**Task details**
Skip the pictures. Copy all the rest of the records down exactly.

=== Working data ===

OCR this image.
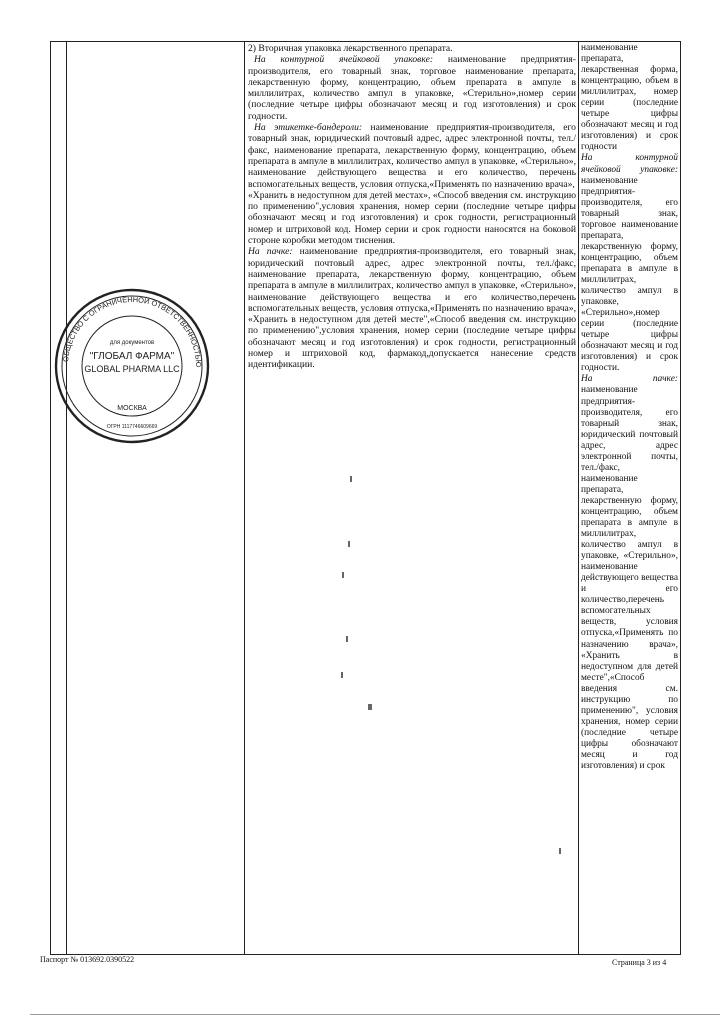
2) Вторичная упаковка лекарственного препарата.

На контурной ячейковой упаковке: наименование предприятия-производителя, его товарный знак, торговое наименование препарата, лекарственную форму, концентрацию, объем препарата в ампуле в миллилитрах, количество ампул в упаковке, «Стерильно»,номер серии (последние четыре цифры обозначают месяц и год изготовления) и срок годности.

На этикетке-бандероли: наименование предприятия-производителя, его товарный знак, юридический почтовый адрес, адрес электронной почты, тел./факс, наименование препарата, лекарственную форму, концентрацию, объем препарата в ампуле в миллилитрах, количество ампул в упаковке, «Стерильно», наименование действующего вещества и его количество, перечень вспомогательных веществ, условия отпуска,«Применять по назначению врача»,

«Хранить в недоступном для детей местах», «Способ введения см. инструкцию по применению",условия хранения, номер серии (последние четыре цифры обозначают месяц и год изготовления) и срок годности, регистрационный номер и штриховой код. Номер серии и срок годности наносятся на боковой стороне коробки методом тиснения.

На пачке: наименование предприятия-производителя, его товарный знак, юридический почтовый адрес, адрес электронной почты, тел./факс, наименование препарата, лекарственную форму, концентрацию, объем препарата в ампуле в миллилитрах, количество ампул в упаковке, «Стерильно», наименование действующего вещества и его количество,перечень вспомогательных веществ, условия отпуска,«Применять по назначению врача», «Хранить в недоступном для детей месте",«Способ введения см. инструкцию по применению",условия хранения, номер серии (последние четыре цифры обозначают месяц и год изготовления) и срок годности, регистрационный номер и штриховой код, фармакод,допускается нанесение средств идентификации.

наименование препарата, лекарственная форма, концентрацию, объем в миллилитрах, номер серии (последние четыре цифры обозначают месяц и год изготовления) и срок годности

На контурной ячейковой упаковке: наименование предприятия-производителя, его товарный знак, торговое наименование препарата, лекарственную форму, концентрацию, объем препарата в ампуле в миллилитрах, количество ампул в упаковке, «Стерильно»,номер серии (последние четыре цифры обозначают месяц и год изготовления) и срок годности.

На пачке: наименование предприятия-производителя, его товарный знак, юридический почтовый адрес, адрес электронной почты, тел./факс, наименование препарата, лекарственную форму, концентрацию, объем препарата в ампуле в миллилитрах, количество ампул в упаковке, «Стерильно», наименование действующего вещества и его количество,перечень вспомогательных веществ, условия отпуска,«Применять по назначению врача», «Хранить в недоступном для детей месте",«Способ введения см. инструкцию по применению", условия хранения, номер серии (последние четыре цифры обозначают месяц и год изготовления) и срок

ОБЩЕСТВО С ОГРАНИЧЕННОЙ ОТВЕТСТВЕННОСТЬЮ
для документов
"ГЛОБАЛ ФАРМА"
GLOBAL PHARMA LLC
МОСКВА
ОГРН 1117746609669
Паспорт № 013692.0390522	Страница 3 из 4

===

**Answer below**
OCR this image.
2) Вторичная упаковка лекарственного препарата.

На контурной ячейковой упаковке: наименование предприятия-производителя, его товарный знак, торговое наименование препарата, лекарственную форму, концентрацию, объем препарата в ампуле в миллилитрах, количество ампул в упаковке, «Стерильно»,номер серии (последние четыре цифры обозначают месяц и год изготовления) и срок годности.

На этикетке-бандероли: наименование предприятия-производителя, его товарный знак, юридический почтовый адрес, адрес электронной почты, тел./факс, наименование препарата, лекарственную форму, концентрацию, объем препарата в ампуле в миллилитрах, количество ампул в упаковке, «Стерильно», наименование действующего вещества и его количество, перечень вспомогательных веществ, условия отпуска,«Применять по назначению врача»,

«Хранить в недоступном для детей местах», «Способ введения см. инструкцию по применению",условия хранения, номер серии (последние четыре цифры обозначают месяц и год изготовления) и срок годности, регистрационный номер и штриховой код. Номер серии и срок годности наносятся на боковой стороне коробки методом тиснения.

На пачке: наименование предприятия-производителя, его товарный знак, юридический почтовый адрес, адрес электронной почты, тел./факс, наименование препарата, лекарственную форму, концентрацию, объем препарата в ампуле в миллилитрах, количество ампул в упаковке, «Стерильно», наименование действующего вещества и его количество,перечень вспомогательных веществ, условия отпуска,«Применять по назначению врача», «Хранить в недоступном для детей месте",«Способ введения см. инструкцию по применению",условия хранения, номер серии (последние четыре цифры обозначают месяц и год изготовления) и срок годности, регистрационный номер и штриховой код, фармакод,допускается нанесение средств идентификации.

наименование препарата, лекарственная форма, концентрацию, объем в миллилитрах, номер серии (последние четыре цифры обозначают месяц и год изготовления) и срок годности

На контурной ячейковой упаковке: наименование предприятия-производителя, его товарный знак, торговое наименование препарата, лекарственную форму, концентрацию, объем препарата в ампуле в миллилитрах, количество ампул в упаковке, «Стерильно»,номер серии (последние четыре цифры обозначают месяц и год изготовления) и срок годности.

На пачке: наименование предприятия-производителя, его товарный знак, юридический почтовый адрес, адрес электронной почты, тел./факс, наименование препарата, лекарственную форму, концентрацию, объем препарата в ампуле в миллилитрах, количество ампул в упаковке, «Стерильно», наименование действующего вещества и его количество,перечень вспомогательных веществ, условия отпуска,«Применять по назначению врача», «Хранить в недоступном для детей месте",«Способ введения см. инструкцию по применению", условия хранения, номер серии (последние четыре цифры обозначают месяц и год изготовления) и срок

ОБЩЕСТВО С ОГРАНИЧЕННОЙ ОТВЕТСТВЕННОСТЬЮ
для документов
"ГЛОБАЛ ФАРМА"
GLOBAL PHARMA LLC
МОСКВА
ОГРН 1117746609669
Паспорт № 013692.0390522	Страница 3 из 4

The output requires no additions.